Task goal:
Reproduce all the lines exactly as they stand, apart from the pictures.
########################################
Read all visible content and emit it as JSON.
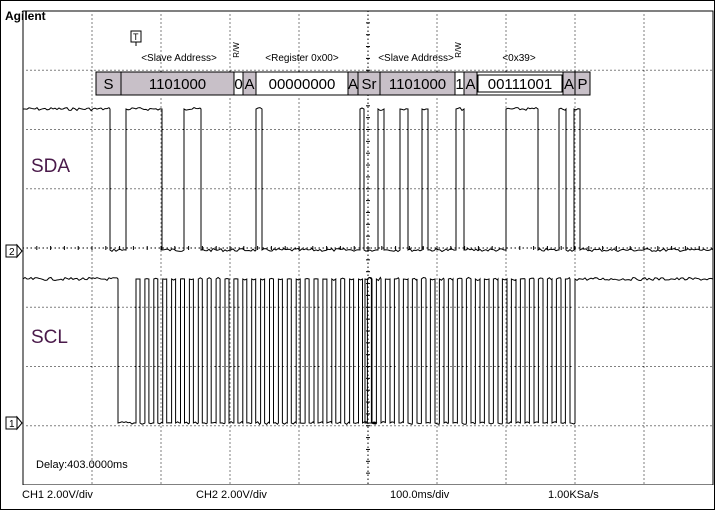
{
  "brand": "Agilent",
  "trigger_marker": "T",
  "channels": {
    "upper": {
      "label": "SDA",
      "marker": "2"
    },
    "lower": {
      "label": "SCL",
      "marker": "1"
    }
  },
  "decode": {
    "headers": [
      {
        "text": "<Slave Address>",
        "kind": "header"
      },
      {
        "text": "R/W",
        "kind": "rw"
      },
      {
        "text": "<Register 0x00>",
        "kind": "header"
      },
      {
        "text": "<Slave Address>",
        "kind": "header"
      },
      {
        "text": "R/W",
        "kind": "rw"
      },
      {
        "text": "<0x39>",
        "kind": "header"
      }
    ],
    "cells": [
      {
        "text": "S",
        "shade": "dark"
      },
      {
        "text": "1101000",
        "shade": "dark"
      },
      {
        "text": "0",
        "shade": "light"
      },
      {
        "text": "A",
        "shade": "dark"
      },
      {
        "text": "00000000",
        "shade": "light"
      },
      {
        "text": "A",
        "shade": "dark"
      },
      {
        "text": "Sr",
        "shade": "dark"
      },
      {
        "text": "1101000",
        "shade": "dark"
      },
      {
        "text": "1",
        "shade": "light"
      },
      {
        "text": "A",
        "shade": "dark"
      },
      {
        "text": "00111001",
        "shade": "light"
      },
      {
        "text": "A",
        "shade": "dark"
      },
      {
        "text": "P",
        "shade": "dark"
      }
    ]
  },
  "delay": "Delay:403.0000ms",
  "status": {
    "ch1": "CH1 2.00V/div",
    "ch2": "CH2 2.00V/div",
    "timebase": "100.0ms/div",
    "sample_rate": "1.00KSa/s"
  },
  "colors": {
    "grid": "#000000",
    "trace": "#000000",
    "decode_dark": "#c8c0c8",
    "decode_light": "#ffffff",
    "label": "#4a1a4a"
  }
}
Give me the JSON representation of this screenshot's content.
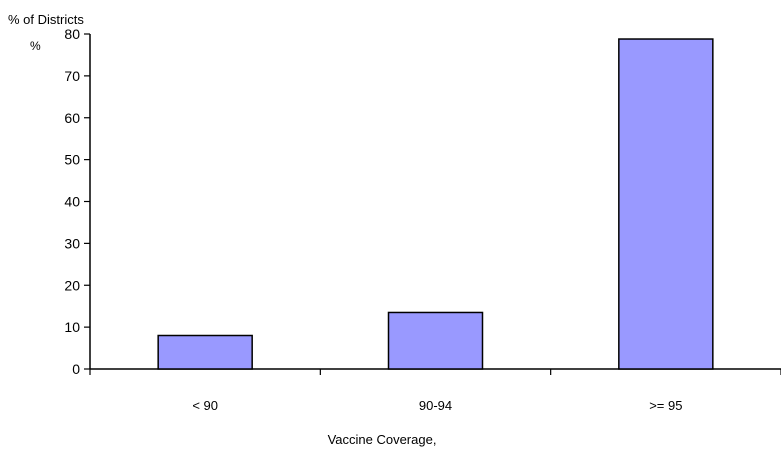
########################################
The result:
Read all visible content and emit it as JSON.
{
  "brand": "Agilent",
  "trigger_marker": "T",
  "channels": {
    "upper": {
      "label": "SDA",
      "marker": "2"
    },
    "lower": {
      "label": "SCL",
      "marker": "1"
    }
  },
  "decode": {
    "headers": [
      {
        "text": "<Slave Address>",
        "kind": "header"
      },
      {
        "text": "R/W",
        "kind": "rw"
      },
      {
        "text": "<Register 0x00>",
        "kind": "header"
      },
      {
        "text": "<Slave Address>",
        "kind": "header"
      },
      {
        "text": "R/W",
        "kind": "rw"
      },
      {
        "text": "<0x39>",
        "kind": "header"
      }
    ],
    "cells": [
      {
        "text": "S",
        "shade": "dark"
      },
      {
        "text": "1101000",
        "shade": "dark"
      },
      {
        "text": "0",
        "shade": "light"
      },
      {
        "text": "A",
        "shade": "dark"
      },
      {
        "text": "00000000",
        "shade": "light"
      },
      {
        "text": "A",
        "shade": "dark"
      },
      {
        "text": "Sr",
        "shade": "dark"
      },
      {
        "text": "1101000",
        "shade": "dark"
      },
      {
        "text": "1",
        "shade": "light"
      },
      {
        "text": "A",
        "shade": "dark"
      },
      {
        "text": "00111001",
        "shade": "light"
      },
      {
        "text": "A",
        "shade": "dark"
      },
      {
        "text": "P",
        "shade": "dark"
      }
    ]
  },
  "delay": "Delay:403.0000ms",
  "status": {
    "ch1": "CH1 2.00V/div",
    "ch2": "CH2 2.00V/div",
    "timebase": "100.0ms/div",
    "sample_rate": "1.00KSa/s"
  },
  "colors": {
    "grid": "#000000",
    "trace": "#000000",
    "decode_dark": "#c8c0c8",
    "decode_light": "#ffffff",
    "label": "#4a1a4a"
  }
}
Give me the JSON representation of this screenshot's content.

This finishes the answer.